§ **REQUIRED TASK**
Return every line of the material exactly.

Data records

================================

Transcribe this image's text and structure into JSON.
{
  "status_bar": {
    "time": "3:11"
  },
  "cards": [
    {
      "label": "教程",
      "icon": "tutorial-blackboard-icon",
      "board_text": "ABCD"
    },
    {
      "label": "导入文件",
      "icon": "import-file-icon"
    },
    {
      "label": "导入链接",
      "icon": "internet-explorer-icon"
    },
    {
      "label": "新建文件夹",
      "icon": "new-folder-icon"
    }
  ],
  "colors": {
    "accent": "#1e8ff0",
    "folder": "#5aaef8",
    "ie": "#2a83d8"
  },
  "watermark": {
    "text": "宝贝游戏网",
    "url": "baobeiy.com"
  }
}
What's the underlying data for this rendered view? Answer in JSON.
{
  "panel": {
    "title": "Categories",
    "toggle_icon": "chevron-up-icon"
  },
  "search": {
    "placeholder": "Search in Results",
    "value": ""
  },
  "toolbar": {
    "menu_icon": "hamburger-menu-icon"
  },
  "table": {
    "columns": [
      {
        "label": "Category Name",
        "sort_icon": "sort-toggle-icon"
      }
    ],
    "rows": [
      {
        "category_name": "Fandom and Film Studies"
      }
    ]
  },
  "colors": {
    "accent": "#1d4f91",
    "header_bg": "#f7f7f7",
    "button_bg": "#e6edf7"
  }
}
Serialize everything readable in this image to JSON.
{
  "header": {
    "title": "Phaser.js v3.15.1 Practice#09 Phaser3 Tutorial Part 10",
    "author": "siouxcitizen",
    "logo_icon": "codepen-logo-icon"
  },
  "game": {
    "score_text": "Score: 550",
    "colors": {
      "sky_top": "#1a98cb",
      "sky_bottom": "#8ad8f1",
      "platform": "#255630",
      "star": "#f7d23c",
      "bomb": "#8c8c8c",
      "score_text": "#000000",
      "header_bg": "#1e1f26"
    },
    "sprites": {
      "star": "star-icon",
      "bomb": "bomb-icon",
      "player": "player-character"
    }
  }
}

================================

§ **RESULT FOR THIS EXERCISE**
Transcribe this image's text and structure into JSON.
{
  "status_bar": {
    "time": "3:11"
  },
  "cards": [
    {
      "label": "教程",
      "icon": "tutorial-blackboard-icon",
      "board_text": "ABCD"
    },
    {
      "label": "导入文件",
      "icon": "import-file-icon"
    },
    {
      "label": "导入链接",
      "icon": "internet-explorer-icon"
    },
    {
      "label": "新建文件夹",
      "icon": "new-folder-icon"
    }
  ],
  "colors": {
    "accent": "#1e8ff0",
    "folder": "#5aaef8",
    "ie": "#2a83d8"
  },
  "watermark": {
    "text": "宝贝游戏网",
    "url": "baobeiy.com"
  }
}
What's the underlying data for this rendered view? Answer in JSON.
{
  "panel": {
    "title": "Categories",
    "toggle_icon": "chevron-up-icon"
  },
  "search": {
    "placeholder": "Search in Results",
    "value": ""
  },
  "toolbar": {
    "menu_icon": "hamburger-menu-icon"
  },
  "table": {
    "columns": [
      {
        "label": "Category Name",
        "sort_icon": "sort-toggle-icon"
      }
    ],
    "rows": [
      {
        "category_name": "Fandom and Film Studies"
      }
    ]
  },
  "colors": {
    "accent": "#1d4f91",
    "header_bg": "#f7f7f7",
    "button_bg": "#e6edf7"
  }
}
Serialize everything readable in this image to JSON.
{
  "header": {
    "title": "Phaser.js v3.15.1 Practice#09 Phaser3 Tutorial Part 10",
    "author": "siouxcitizen",
    "logo_icon": "codepen-logo-icon"
  },
  "game": {
    "score_text": "Score: 550",
    "colors": {
      "sky_top": "#1a98cb",
      "sky_bottom": "#8ad8f1",
      "platform": "#255630",
      "star": "#f7d23c",
      "bomb": "#8c8c8c",
      "score_text": "#000000",
      "header_bg": "#1e1f26"
    },
    "sprites": {
      "star": "star-icon",
      "bomb": "bomb-icon",
      "player": "player-character"
    }
  }
}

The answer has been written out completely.